→ EXERCISE PROMPT: Retype each record shown below, leaving every character as it is.
++++
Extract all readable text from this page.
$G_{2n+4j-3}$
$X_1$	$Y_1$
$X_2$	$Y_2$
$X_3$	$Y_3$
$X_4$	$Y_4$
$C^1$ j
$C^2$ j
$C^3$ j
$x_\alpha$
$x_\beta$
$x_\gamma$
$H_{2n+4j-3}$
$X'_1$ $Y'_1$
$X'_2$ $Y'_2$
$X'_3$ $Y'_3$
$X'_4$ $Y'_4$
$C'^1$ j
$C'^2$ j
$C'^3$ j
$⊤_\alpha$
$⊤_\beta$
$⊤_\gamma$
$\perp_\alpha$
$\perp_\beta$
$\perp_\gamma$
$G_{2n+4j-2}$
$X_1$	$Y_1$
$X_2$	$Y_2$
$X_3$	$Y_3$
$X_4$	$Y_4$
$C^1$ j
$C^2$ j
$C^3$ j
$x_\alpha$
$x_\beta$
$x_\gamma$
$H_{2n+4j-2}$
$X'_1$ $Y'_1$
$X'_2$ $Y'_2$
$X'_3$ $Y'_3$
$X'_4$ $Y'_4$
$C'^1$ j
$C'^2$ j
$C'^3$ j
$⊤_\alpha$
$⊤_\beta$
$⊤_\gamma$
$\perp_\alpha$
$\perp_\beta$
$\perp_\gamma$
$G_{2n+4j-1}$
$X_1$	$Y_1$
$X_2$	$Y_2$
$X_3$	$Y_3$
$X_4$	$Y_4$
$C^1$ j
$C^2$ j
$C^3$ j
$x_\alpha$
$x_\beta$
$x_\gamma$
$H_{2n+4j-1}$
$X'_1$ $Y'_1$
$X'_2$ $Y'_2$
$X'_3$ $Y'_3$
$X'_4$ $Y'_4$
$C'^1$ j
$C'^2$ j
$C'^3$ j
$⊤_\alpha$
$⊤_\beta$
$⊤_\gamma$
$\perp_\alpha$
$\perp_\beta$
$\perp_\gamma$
++++
→ TASK OUTPUT:
Extract all readable text from this page.
$G_{2n+4j-3}$
$X_1$	$Y_1$
$X_2$	$Y_2$
$X_3$	$Y_3$
$X_4$	$Y_4$
$C^1$ j
$C^2$ j
$C^3$ j
$x_\alpha$
$x_\beta$
$x_\gamma$
$H_{2n+4j-3}$
$X'_1$ $Y'_1$
$X'_2$ $Y'_2$
$X'_3$ $Y'_3$
$X'_4$ $Y'_4$
$C'^1$ j
$C'^2$ j
$C'^3$ j
$⊤_\alpha$
$⊤_\beta$
$⊤_\gamma$
$\perp_\alpha$
$\perp_\beta$
$\perp_\gamma$
$G_{2n+4j-2}$
$X_1$	$Y_1$
$X_2$	$Y_2$
$X_3$	$Y_3$
$X_4$	$Y_4$
$C^1$ j
$C^2$ j
$C^3$ j
$x_\alpha$
$x_\beta$
$x_\gamma$
$H_{2n+4j-2}$
$X'_1$ $Y'_1$
$X'_2$ $Y'_2$
$X'_3$ $Y'_3$
$X'_4$ $Y'_4$
$C'^1$ j
$C'^2$ j
$C'^3$ j
$⊤_\alpha$
$⊤_\beta$
$⊤_\gamma$
$\perp_\alpha$
$\perp_\beta$
$\perp_\gamma$
$G_{2n+4j-1}$
$X_1$	$Y_1$
$X_2$	$Y_2$
$X_3$	$Y_3$
$X_4$	$Y_4$
$C^1$ j
$C^2$ j
$C^3$ j
$x_\alpha$
$x_\beta$
$x_\gamma$
$H_{2n+4j-1}$
$X'_1$ $Y'_1$
$X'_2$ $Y'_2$
$X'_3$ $Y'_3$
$X'_4$ $Y'_4$
$C'^1$ j
$C'^2$ j
$C'^3$ j
$⊤_\alpha$
$⊤_\beta$
$⊤_\gamma$
$\perp_\alpha$
$\perp_\beta$
$\perp_\gamma$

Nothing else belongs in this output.